**Directions for this task**. Transcribe the material in full. Nothing should differ except that the pictures are left out.
==========
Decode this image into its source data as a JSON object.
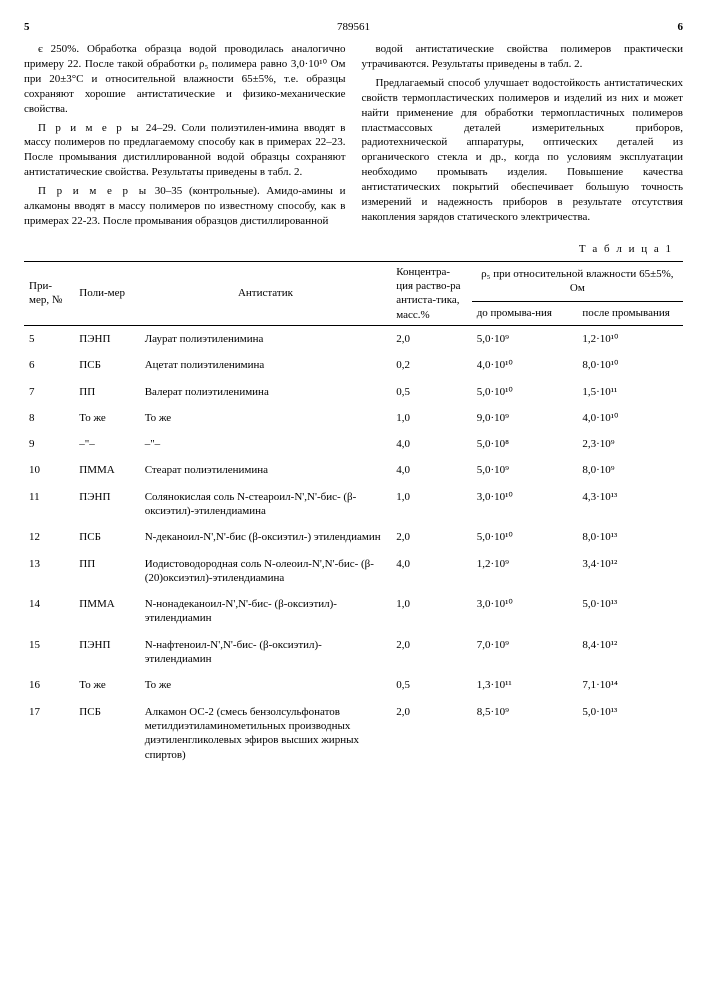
{
  "pageLeft": "5",
  "docNumber": "789561",
  "pageRight": "6",
  "leftCol": {
    "p1": "є 250%. Обработка образца водой проводилась аналогично примеру 22. После такой обработки ρ₅ полимера равно 3,0·10¹⁰ Ом при 20±3°С и относительной влажности 65±5%, т.е. образцы сохраняют хорошие антистатические и физико-механические свойства.",
    "p2a": "П р и м е р ы",
    "p2b": " 24–29. Соли полиэтилен-имина вводят в массу полимеров по предлагаемому способу как в примерах 22–23. После промывания дистиллированной водой образцы сохраняют антистатические свойства. Результаты приведены в табл. 2.",
    "p3a": "П р и м е р ы",
    "p3b": " 30–35 (контрольные). Амидо-амины и алкамоны вводят в массу полимеров по известному способу, как в примерах 22-23. После промывания образцов дистиллированной"
  },
  "rightCol": {
    "p1": "водой антистатические свойства полимеров практически утрачиваются. Результаты приведены в табл. 2.",
    "p2": "Предлагаемый способ улучшает водостойкость антистатических свойств термопластических полимеров и изделий из них и может найти применение для обработки термопластичных полимеров пластмассовых деталей измерительных приборов, радиотехнической аппаратуры, оптических деталей из органического стекла и др., когда по условиям эксплуатации необходимо промывать изделия. Повышение качества антистатических покрытий обеспечивает большую точность измерений и надежность приборов в результате отсутствия накопления зарядов статического электричества."
  },
  "tableLabel": "Т а б л и ц а 1",
  "headers": {
    "col1": "При-мер, №",
    "col2": "Поли-мер",
    "col3": "Антистатик",
    "col4": "Концентра-ция раство-ра антиста-тика, масс.%",
    "col5": "ρ₅ при относительной влажности 65±5%, Ом",
    "col5a": "до промыва-ния",
    "col5b": "после промывания"
  },
  "rows": [
    {
      "n": "5",
      "pol": "ПЭНП",
      "anti": "Лаурат полиэтиленимина",
      "conc": "2,0",
      "before": "5,0·10⁹",
      "after": "1,2·10¹⁰"
    },
    {
      "n": "6",
      "pol": "ПСБ",
      "anti": "Ацетат полиэтиленимина",
      "conc": "0,2",
      "before": "4,0·10¹⁰",
      "after": "8,0·10¹⁰"
    },
    {
      "n": "7",
      "pol": "ПП",
      "anti": "Валерат полиэтиленимина",
      "conc": "0,5",
      "before": "5,0·10¹⁰",
      "after": "1,5·10¹¹"
    },
    {
      "n": "8",
      "pol": "То же",
      "anti": "То же",
      "conc": "1,0",
      "before": "9,0·10⁹",
      "after": "4,0·10¹⁰"
    },
    {
      "n": "9",
      "pol": "–\"–",
      "anti": "–\"–",
      "conc": "4,0",
      "before": "5,0·10⁸",
      "after": "2,3·10⁹"
    },
    {
      "n": "10",
      "pol": "ПММА",
      "anti": "Стеарат полиэтиленимина",
      "conc": "4,0",
      "before": "5,0·10⁹",
      "after": "8,0·10⁹"
    },
    {
      "n": "11",
      "pol": "ПЭНП",
      "anti": "Солянокислая соль N-стеароил-N',N'-бис- (β-оксиэтил)-этилендиамина",
      "conc": "1,0",
      "before": "3,0·10¹⁰",
      "after": "4,3·10¹³"
    },
    {
      "n": "12",
      "pol": "ПСБ",
      "anti": "N-деканоил-N',N'-бис (β-оксиэтил-) этилендиамин",
      "conc": "2,0",
      "before": "5,0·10¹⁰",
      "after": "8,0·10¹³"
    },
    {
      "n": "13",
      "pol": "ПП",
      "anti": "Иодистоводородная соль N-олеоил-N',N'-бис- (β-(20)оксиэтил)-этилендиамина",
      "conc": "4,0",
      "before": "1,2·10⁹",
      "after": "3,4·10¹²"
    },
    {
      "n": "14",
      "pol": "ПММА",
      "anti": "N-нонадеканоил-N',N'-бис- (β-оксиэтил)-этилендиамин",
      "conc": "1,0",
      "before": "3,0·10¹⁰",
      "after": "5,0·10¹³"
    },
    {
      "n": "15",
      "pol": "ПЭНП",
      "anti": "N-нафтеноил-N',N'-бис- (β-оксиэтил)-этилендиамин",
      "conc": "2,0",
      "before": "7,0·10⁹",
      "after": "8,4·10¹²"
    },
    {
      "n": "16",
      "pol": "То же",
      "anti": "То же",
      "conc": "0,5",
      "before": "1,3·10¹¹",
      "after": "7,1·10¹⁴"
    },
    {
      "n": "17",
      "pol": "ПСБ",
      "anti": "Алкамон ОС-2 (смесь бензолсульфонатов метилдиэтиламинометильных производных диэтиленгликолевых эфиров высших жирных спиртов)",
      "conc": "2,0",
      "before": "8,5·10⁹",
      "after": "5,0·10¹³"
    }
  ]
}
==========
**The answer**.
Decode this image into its source data as a JSON object.
{
  "pageLeft": "5",
  "docNumber": "789561",
  "pageRight": "6",
  "leftCol": {
    "p1": "є 250%. Обработка образца водой проводилась аналогично примеру 22. После такой обработки ρ₅ полимера равно 3,0·10¹⁰ Ом при 20±3°С и относительной влажности 65±5%, т.е. образцы сохраняют хорошие антистатические и физико-механические свойства.",
    "p2a": "П р и м е р ы",
    "p2b": " 24–29. Соли полиэтилен-имина вводят в массу полимеров по предлагаемому способу как в примерах 22–23. После промывания дистиллированной водой образцы сохраняют антистатические свойства. Результаты приведены в табл. 2.",
    "p3a": "П р и м е р ы",
    "p3b": " 30–35 (контрольные). Амидо-амины и алкамоны вводят в массу полимеров по известному способу, как в примерах 22-23. После промывания образцов дистиллированной"
  },
  "rightCol": {
    "p1": "водой антистатические свойства полимеров практически утрачиваются. Результаты приведены в табл. 2.",
    "p2": "Предлагаемый способ улучшает водостойкость антистатических свойств термопластических полимеров и изделий из них и может найти применение для обработки термопластичных полимеров пластмассовых деталей измерительных приборов, радиотехнической аппаратуры, оптических деталей из органического стекла и др., когда по условиям эксплуатации необходимо промывать изделия. Повышение качества антистатических покрытий обеспечивает большую точность измерений и надежность приборов в результате отсутствия накопления зарядов статического электричества."
  },
  "tableLabel": "Т а б л и ц а 1",
  "headers": {
    "col1": "При-мер, №",
    "col2": "Поли-мер",
    "col3": "Антистатик",
    "col4": "Концентра-ция раство-ра антиста-тика, масс.%",
    "col5": "ρ₅ при относительной влажности 65±5%, Ом",
    "col5a": "до промыва-ния",
    "col5b": "после промывания"
  },
  "rows": [
    {
      "n": "5",
      "pol": "ПЭНП",
      "anti": "Лаурат полиэтиленимина",
      "conc": "2,0",
      "before": "5,0·10⁹",
      "after": "1,2·10¹⁰"
    },
    {
      "n": "6",
      "pol": "ПСБ",
      "anti": "Ацетат полиэтиленимина",
      "conc": "0,2",
      "before": "4,0·10¹⁰",
      "after": "8,0·10¹⁰"
    },
    {
      "n": "7",
      "pol": "ПП",
      "anti": "Валерат полиэтиленимина",
      "conc": "0,5",
      "before": "5,0·10¹⁰",
      "after": "1,5·10¹¹"
    },
    {
      "n": "8",
      "pol": "То же",
      "anti": "То же",
      "conc": "1,0",
      "before": "9,0·10⁹",
      "after": "4,0·10¹⁰"
    },
    {
      "n": "9",
      "pol": "–\"–",
      "anti": "–\"–",
      "conc": "4,0",
      "before": "5,0·10⁸",
      "after": "2,3·10⁹"
    },
    {
      "n": "10",
      "pol": "ПММА",
      "anti": "Стеарат полиэтиленимина",
      "conc": "4,0",
      "before": "5,0·10⁹",
      "after": "8,0·10⁹"
    },
    {
      "n": "11",
      "pol": "ПЭНП",
      "anti": "Солянокислая соль N-стеароил-N',N'-бис- (β-оксиэтил)-этилендиамина",
      "conc": "1,0",
      "before": "3,0·10¹⁰",
      "after": "4,3·10¹³"
    },
    {
      "n": "12",
      "pol": "ПСБ",
      "anti": "N-деканоил-N',N'-бис (β-оксиэтил-) этилендиамин",
      "conc": "2,0",
      "before": "5,0·10¹⁰",
      "after": "8,0·10¹³"
    },
    {
      "n": "13",
      "pol": "ПП",
      "anti": "Иодистоводородная соль N-олеоил-N',N'-бис- (β-(20)оксиэтил)-этилендиамина",
      "conc": "4,0",
      "before": "1,2·10⁹",
      "after": "3,4·10¹²"
    },
    {
      "n": "14",
      "pol": "ПММА",
      "anti": "N-нонадеканоил-N',N'-бис- (β-оксиэтил)-этилендиамин",
      "conc": "1,0",
      "before": "3,0·10¹⁰",
      "after": "5,0·10¹³"
    },
    {
      "n": "15",
      "pol": "ПЭНП",
      "anti": "N-нафтеноил-N',N'-бис- (β-оксиэтил)-этилендиамин",
      "conc": "2,0",
      "before": "7,0·10⁹",
      "after": "8,4·10¹²"
    },
    {
      "n": "16",
      "pol": "То же",
      "anti": "То же",
      "conc": "0,5",
      "before": "1,3·10¹¹",
      "after": "7,1·10¹⁴"
    },
    {
      "n": "17",
      "pol": "ПСБ",
      "anti": "Алкамон ОС-2 (смесь бензолсульфонатов метилдиэтиламинометильных производных диэтиленгликолевых эфиров высших жирных спиртов)",
      "conc": "2,0",
      "before": "8,5·10⁹",
      "after": "5,0·10¹³"
    }
  ]
}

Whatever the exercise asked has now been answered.